*Exercise directions:*
Every line of the records below should be restated exactly.

*Records provided:*

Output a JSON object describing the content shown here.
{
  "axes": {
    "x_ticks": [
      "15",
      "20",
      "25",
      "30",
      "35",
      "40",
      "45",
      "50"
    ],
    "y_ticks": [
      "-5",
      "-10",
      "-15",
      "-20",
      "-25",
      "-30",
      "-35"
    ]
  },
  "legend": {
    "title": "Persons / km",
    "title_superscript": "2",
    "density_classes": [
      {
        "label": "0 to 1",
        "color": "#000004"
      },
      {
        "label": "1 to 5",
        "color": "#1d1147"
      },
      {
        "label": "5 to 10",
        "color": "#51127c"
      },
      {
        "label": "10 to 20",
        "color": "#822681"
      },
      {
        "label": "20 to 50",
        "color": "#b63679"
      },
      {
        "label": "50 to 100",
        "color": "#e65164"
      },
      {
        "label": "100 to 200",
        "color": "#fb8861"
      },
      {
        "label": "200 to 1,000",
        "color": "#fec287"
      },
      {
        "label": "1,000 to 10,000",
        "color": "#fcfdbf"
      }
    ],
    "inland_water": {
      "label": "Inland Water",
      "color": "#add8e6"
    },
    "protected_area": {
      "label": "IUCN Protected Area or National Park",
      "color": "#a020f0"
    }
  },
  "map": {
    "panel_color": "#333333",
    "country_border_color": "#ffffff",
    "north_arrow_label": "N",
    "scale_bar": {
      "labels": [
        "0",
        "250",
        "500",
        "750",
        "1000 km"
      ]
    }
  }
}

*Task result:*
Output a JSON object describing the content shown here.
{
  "axes": {
    "x_ticks": [
      "15",
      "20",
      "25",
      "30",
      "35",
      "40",
      "45",
      "50"
    ],
    "y_ticks": [
      "-5",
      "-10",
      "-15",
      "-20",
      "-25",
      "-30",
      "-35"
    ]
  },
  "legend": {
    "title": "Persons / km",
    "title_superscript": "2",
    "density_classes": [
      {
        "label": "0 to 1",
        "color": "#000004"
      },
      {
        "label": "1 to 5",
        "color": "#1d1147"
      },
      {
        "label": "5 to 10",
        "color": "#51127c"
      },
      {
        "label": "10 to 20",
        "color": "#822681"
      },
      {
        "label": "20 to 50",
        "color": "#b63679"
      },
      {
        "label": "50 to 100",
        "color": "#e65164"
      },
      {
        "label": "100 to 200",
        "color": "#fb8861"
      },
      {
        "label": "200 to 1,000",
        "color": "#fec287"
      },
      {
        "label": "1,000 to 10,000",
        "color": "#fcfdbf"
      }
    ],
    "inland_water": {
      "label": "Inland Water",
      "color": "#add8e6"
    },
    "protected_area": {
      "label": "IUCN Protected Area or National Park",
      "color": "#a020f0"
    }
  },
  "map": {
    "panel_color": "#333333",
    "country_border_color": "#ffffff",
    "north_arrow_label": "N",
    "scale_bar": {
      "labels": [
        "0",
        "250",
        "500",
        "750",
        "1000 km"
      ]
    }
  }
}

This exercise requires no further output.